# Work to do
Pick out each line of the records in which the word "производства" appears.
-- Start of Listed records --
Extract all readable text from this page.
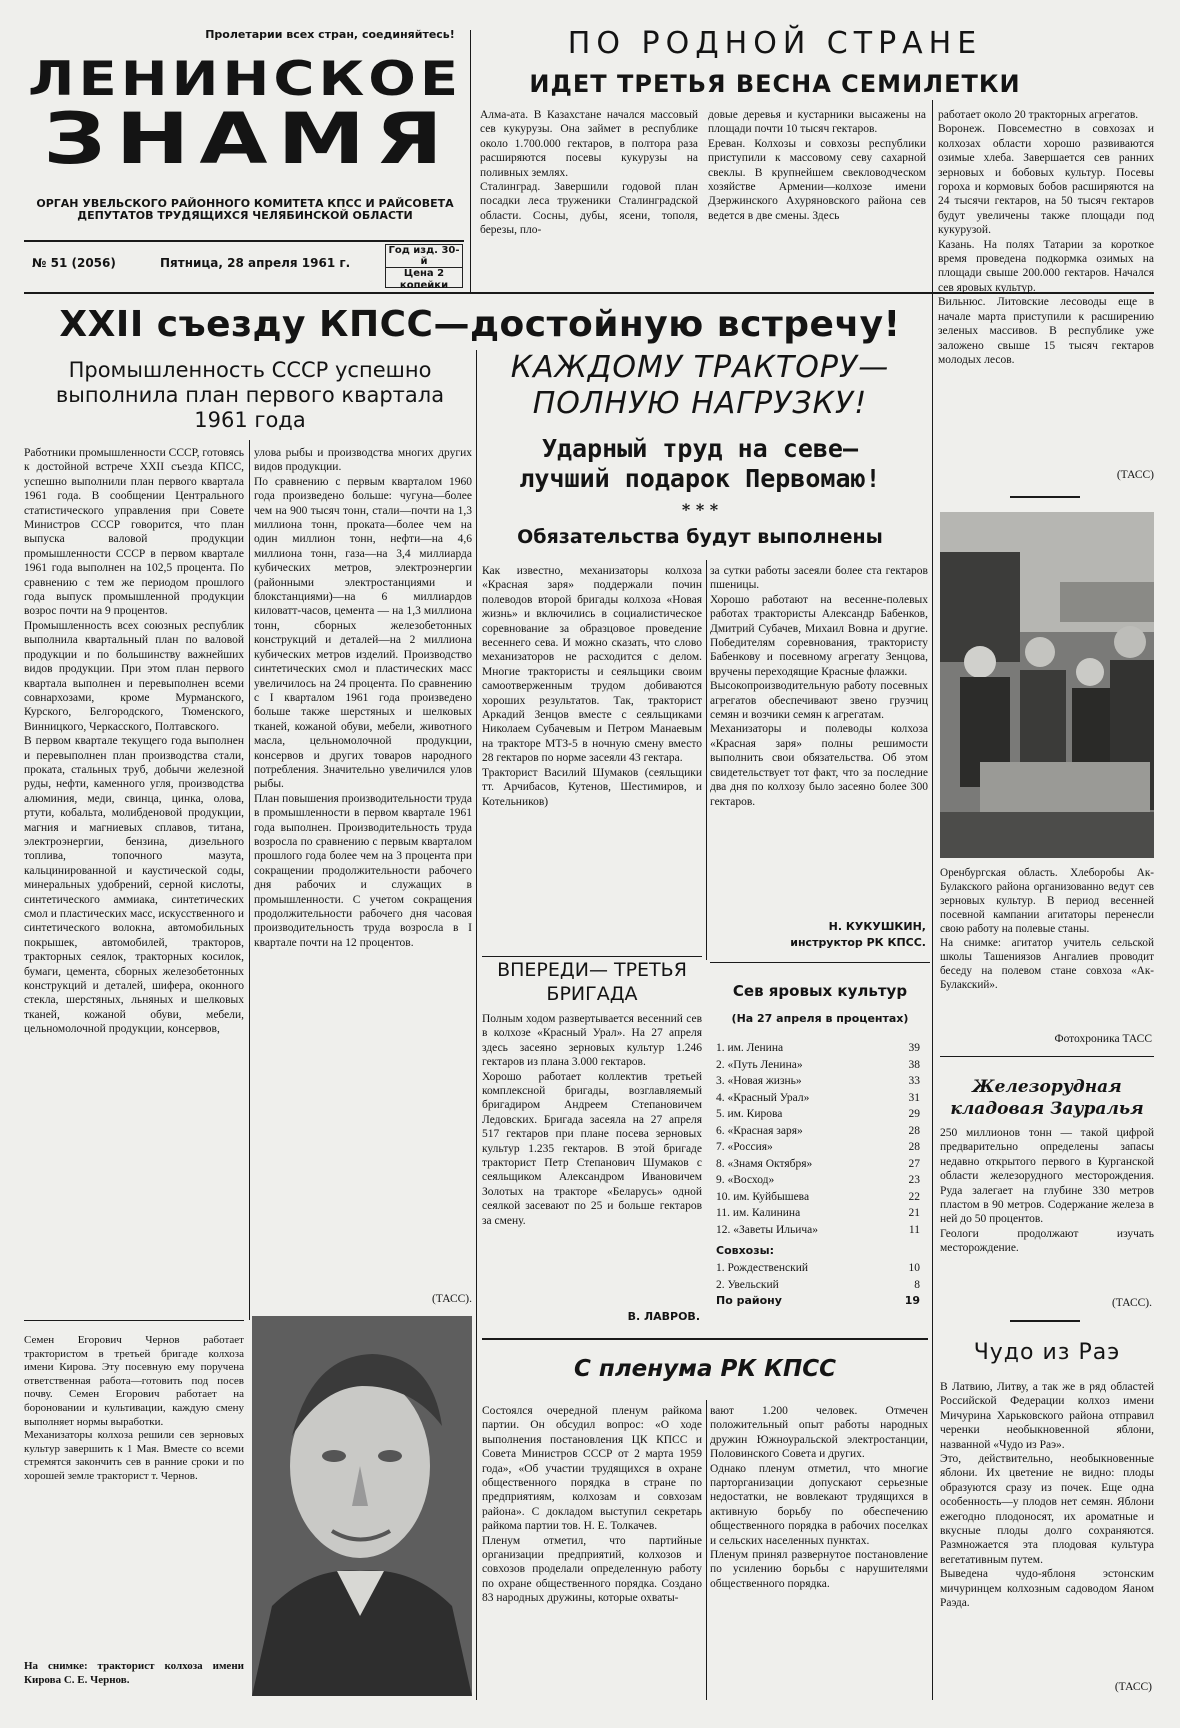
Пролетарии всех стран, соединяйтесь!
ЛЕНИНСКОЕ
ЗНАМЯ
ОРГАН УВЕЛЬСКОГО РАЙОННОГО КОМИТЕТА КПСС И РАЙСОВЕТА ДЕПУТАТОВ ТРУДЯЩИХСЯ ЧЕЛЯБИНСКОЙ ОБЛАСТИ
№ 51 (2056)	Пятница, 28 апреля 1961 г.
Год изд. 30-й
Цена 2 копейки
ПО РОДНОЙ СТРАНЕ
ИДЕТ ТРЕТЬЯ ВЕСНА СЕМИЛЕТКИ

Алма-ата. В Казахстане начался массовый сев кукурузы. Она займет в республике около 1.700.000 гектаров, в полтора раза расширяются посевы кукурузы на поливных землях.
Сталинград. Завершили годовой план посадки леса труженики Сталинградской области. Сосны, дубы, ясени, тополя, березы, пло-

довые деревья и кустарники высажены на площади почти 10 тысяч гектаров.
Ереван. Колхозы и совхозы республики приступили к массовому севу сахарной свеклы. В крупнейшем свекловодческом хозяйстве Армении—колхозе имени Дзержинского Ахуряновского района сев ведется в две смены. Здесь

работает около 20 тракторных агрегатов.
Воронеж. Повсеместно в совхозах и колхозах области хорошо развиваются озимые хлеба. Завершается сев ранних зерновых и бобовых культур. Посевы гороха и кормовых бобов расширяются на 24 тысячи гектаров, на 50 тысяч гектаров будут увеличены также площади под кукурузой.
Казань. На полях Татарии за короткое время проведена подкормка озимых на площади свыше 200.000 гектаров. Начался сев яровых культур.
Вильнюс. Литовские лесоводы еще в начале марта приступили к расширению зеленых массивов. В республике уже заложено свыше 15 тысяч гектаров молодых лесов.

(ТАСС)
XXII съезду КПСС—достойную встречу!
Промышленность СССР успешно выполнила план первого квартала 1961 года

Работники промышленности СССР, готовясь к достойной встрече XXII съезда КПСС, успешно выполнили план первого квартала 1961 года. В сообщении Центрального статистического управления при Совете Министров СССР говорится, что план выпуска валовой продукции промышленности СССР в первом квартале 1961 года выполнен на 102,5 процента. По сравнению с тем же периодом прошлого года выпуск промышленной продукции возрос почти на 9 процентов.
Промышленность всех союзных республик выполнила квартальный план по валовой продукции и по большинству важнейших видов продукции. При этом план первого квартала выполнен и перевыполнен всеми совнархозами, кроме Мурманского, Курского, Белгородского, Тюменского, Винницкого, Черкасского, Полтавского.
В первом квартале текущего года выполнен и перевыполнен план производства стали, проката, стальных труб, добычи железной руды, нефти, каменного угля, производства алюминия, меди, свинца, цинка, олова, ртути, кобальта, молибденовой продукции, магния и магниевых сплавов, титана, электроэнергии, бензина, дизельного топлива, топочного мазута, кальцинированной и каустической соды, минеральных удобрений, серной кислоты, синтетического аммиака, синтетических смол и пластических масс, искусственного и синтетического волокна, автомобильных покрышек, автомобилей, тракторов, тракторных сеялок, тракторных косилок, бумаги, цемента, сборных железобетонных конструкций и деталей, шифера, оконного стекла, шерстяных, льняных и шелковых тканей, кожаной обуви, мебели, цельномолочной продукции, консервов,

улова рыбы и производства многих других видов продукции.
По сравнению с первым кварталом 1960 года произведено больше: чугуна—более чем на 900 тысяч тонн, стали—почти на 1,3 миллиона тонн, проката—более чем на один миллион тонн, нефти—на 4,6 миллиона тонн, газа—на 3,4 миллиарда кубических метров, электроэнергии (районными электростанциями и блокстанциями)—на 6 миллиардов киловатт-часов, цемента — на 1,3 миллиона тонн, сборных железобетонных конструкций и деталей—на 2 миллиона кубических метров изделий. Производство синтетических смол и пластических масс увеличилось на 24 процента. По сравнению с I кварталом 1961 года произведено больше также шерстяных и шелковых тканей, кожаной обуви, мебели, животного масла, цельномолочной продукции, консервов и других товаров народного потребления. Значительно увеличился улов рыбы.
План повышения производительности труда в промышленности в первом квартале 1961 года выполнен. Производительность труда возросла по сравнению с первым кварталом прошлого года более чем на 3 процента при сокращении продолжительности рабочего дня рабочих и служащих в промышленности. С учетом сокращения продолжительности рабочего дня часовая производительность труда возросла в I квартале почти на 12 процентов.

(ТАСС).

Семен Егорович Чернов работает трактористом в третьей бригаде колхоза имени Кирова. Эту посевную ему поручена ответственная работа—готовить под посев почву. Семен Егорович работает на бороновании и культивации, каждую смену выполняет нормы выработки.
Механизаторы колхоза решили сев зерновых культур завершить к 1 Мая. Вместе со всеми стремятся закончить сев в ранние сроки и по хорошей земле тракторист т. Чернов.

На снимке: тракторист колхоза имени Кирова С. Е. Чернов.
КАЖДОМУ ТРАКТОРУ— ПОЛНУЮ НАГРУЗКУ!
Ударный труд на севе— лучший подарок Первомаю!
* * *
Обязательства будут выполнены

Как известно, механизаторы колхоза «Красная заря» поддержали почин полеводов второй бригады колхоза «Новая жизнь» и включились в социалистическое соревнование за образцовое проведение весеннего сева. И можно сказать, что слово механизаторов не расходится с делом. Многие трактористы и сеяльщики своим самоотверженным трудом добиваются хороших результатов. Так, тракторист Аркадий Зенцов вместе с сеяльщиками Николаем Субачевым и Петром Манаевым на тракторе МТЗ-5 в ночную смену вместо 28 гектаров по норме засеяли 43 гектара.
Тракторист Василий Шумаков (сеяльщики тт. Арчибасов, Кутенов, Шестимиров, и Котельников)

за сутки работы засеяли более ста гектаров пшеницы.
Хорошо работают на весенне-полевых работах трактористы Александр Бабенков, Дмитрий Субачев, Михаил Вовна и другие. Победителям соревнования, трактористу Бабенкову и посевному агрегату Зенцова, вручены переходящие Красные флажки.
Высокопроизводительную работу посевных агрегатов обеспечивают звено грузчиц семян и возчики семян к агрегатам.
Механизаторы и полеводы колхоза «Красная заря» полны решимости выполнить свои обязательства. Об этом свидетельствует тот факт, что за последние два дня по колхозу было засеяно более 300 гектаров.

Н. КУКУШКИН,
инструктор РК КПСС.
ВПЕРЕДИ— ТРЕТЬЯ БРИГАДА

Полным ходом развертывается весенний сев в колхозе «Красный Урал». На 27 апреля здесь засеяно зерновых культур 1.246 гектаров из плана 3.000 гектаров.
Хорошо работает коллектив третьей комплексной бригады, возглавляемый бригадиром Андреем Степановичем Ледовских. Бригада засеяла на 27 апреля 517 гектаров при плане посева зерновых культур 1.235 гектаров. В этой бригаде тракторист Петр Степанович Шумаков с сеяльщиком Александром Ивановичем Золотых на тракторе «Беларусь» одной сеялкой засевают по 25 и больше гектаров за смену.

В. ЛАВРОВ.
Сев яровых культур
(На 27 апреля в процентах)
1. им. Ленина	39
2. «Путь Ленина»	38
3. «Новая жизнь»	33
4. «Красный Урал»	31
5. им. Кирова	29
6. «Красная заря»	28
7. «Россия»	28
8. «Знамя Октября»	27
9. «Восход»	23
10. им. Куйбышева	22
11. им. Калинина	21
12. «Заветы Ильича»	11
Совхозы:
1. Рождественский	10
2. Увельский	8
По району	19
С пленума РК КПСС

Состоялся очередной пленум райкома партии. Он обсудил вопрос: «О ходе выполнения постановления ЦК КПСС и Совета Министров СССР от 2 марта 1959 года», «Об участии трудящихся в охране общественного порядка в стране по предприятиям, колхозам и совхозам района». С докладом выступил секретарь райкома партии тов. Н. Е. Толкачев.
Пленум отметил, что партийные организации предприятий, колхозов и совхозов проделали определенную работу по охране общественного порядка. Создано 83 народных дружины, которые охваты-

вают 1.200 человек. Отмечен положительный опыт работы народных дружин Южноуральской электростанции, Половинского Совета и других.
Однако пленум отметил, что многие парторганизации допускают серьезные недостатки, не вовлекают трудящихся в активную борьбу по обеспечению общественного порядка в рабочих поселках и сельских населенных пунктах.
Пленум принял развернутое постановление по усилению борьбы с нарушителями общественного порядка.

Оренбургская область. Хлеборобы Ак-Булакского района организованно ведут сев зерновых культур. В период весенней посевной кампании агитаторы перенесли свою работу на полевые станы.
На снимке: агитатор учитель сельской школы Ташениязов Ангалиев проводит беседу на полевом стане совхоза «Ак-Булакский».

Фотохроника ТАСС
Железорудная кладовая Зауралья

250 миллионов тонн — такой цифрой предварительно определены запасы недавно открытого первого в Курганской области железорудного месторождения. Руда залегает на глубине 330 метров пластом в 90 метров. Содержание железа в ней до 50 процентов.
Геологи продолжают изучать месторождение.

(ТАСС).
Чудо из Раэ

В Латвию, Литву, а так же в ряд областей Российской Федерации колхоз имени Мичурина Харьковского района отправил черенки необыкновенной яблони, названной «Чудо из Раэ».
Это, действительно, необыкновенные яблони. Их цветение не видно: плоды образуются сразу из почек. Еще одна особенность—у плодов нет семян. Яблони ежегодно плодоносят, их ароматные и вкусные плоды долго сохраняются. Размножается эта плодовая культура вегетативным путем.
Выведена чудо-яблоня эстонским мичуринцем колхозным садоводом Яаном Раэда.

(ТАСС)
-- End of Listed records --
# Result of this exercise
В первом квартале текущего года выполнен и перевыполнен план производства стали, проката, стальных труб, добычи железной руды, нефти, каменного угля, производства алюминия, меди, свинца, цинка, олова, ртути, кобальта, молибденовой продукции, магния и магниевых сплавов, титана, электроэнергии, бензина, дизельного топлива, топочного мазута, кальцинированной и каустической соды, минеральных удобрений, серной кислоты, синтетического аммиака, синтетических смол и пластических масс, искусственного и синтетического волокна, автомобильных покрышек, автомобилей, тракторов, тракторных сеялок, тракторных косилок, бумаги, цемента, сборных железобетонных конструкций и деталей, шифера, оконного стекла, шерстяных, льняных и шелковых тканей, кожаной обуви, мебели, цельномолочной продукции, консервов,
улова рыбы и производства многих других видов продукции.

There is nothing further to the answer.